--- start Provided data ---

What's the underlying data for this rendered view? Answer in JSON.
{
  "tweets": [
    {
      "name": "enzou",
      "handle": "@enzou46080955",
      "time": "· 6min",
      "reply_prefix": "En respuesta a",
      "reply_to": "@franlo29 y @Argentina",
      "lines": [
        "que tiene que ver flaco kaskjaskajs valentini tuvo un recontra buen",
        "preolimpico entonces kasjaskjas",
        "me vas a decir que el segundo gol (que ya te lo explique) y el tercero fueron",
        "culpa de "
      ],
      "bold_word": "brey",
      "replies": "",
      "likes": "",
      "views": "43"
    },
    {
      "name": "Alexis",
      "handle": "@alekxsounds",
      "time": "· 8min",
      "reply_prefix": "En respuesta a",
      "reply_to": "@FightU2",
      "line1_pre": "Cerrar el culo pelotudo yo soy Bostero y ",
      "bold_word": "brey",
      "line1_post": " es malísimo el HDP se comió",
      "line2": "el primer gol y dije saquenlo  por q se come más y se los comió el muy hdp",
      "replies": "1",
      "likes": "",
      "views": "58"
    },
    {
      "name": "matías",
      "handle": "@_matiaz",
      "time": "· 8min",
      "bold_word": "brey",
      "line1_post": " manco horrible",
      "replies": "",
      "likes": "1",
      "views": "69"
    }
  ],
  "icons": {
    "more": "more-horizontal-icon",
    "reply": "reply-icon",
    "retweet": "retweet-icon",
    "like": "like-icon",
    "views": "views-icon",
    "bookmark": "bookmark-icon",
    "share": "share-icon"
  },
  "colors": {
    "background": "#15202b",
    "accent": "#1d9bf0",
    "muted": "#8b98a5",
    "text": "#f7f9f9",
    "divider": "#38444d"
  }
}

--- end Provided data ---

Output all of the material exactly as written.

Reply to the exercise ::
What's the underlying data for this rendered view? Answer in JSON.
{
  "tweets": [
    {
      "name": "enzou",
      "handle": "@enzou46080955",
      "time": "· 6min",
      "reply_prefix": "En respuesta a",
      "reply_to": "@franlo29 y @Argentina",
      "lines": [
        "que tiene que ver flaco kaskjaskajs valentini tuvo un recontra buen",
        "preolimpico entonces kasjaskjas",
        "me vas a decir que el segundo gol (que ya te lo explique) y el tercero fueron",
        "culpa de "
      ],
      "bold_word": "brey",
      "replies": "",
      "likes": "",
      "views": "43"
    },
    {
      "name": "Alexis",
      "handle": "@alekxsounds",
      "time": "· 8min",
      "reply_prefix": "En respuesta a",
      "reply_to": "@FightU2",
      "line1_pre": "Cerrar el culo pelotudo yo soy Bostero y ",
      "bold_word": "brey",
      "line1_post": " es malísimo el HDP se comió",
      "line2": "el primer gol y dije saquenlo  por q se come más y se los comió el muy hdp",
      "replies": "1",
      "likes": "",
      "views": "58"
    },
    {
      "name": "matías",
      "handle": "@_matiaz",
      "time": "· 8min",
      "bold_word": "brey",
      "line1_post": " manco horrible",
      "replies": "",
      "likes": "1",
      "views": "69"
    }
  ],
  "icons": {
    "more": "more-horizontal-icon",
    "reply": "reply-icon",
    "retweet": "retweet-icon",
    "like": "like-icon",
    "views": "views-icon",
    "bookmark": "bookmark-icon",
    "share": "share-icon"
  },
  "colors": {
    "background": "#15202b",
    "accent": "#1d9bf0",
    "muted": "#8b98a5",
    "text": "#f7f9f9",
    "divider": "#38444d"
  }
}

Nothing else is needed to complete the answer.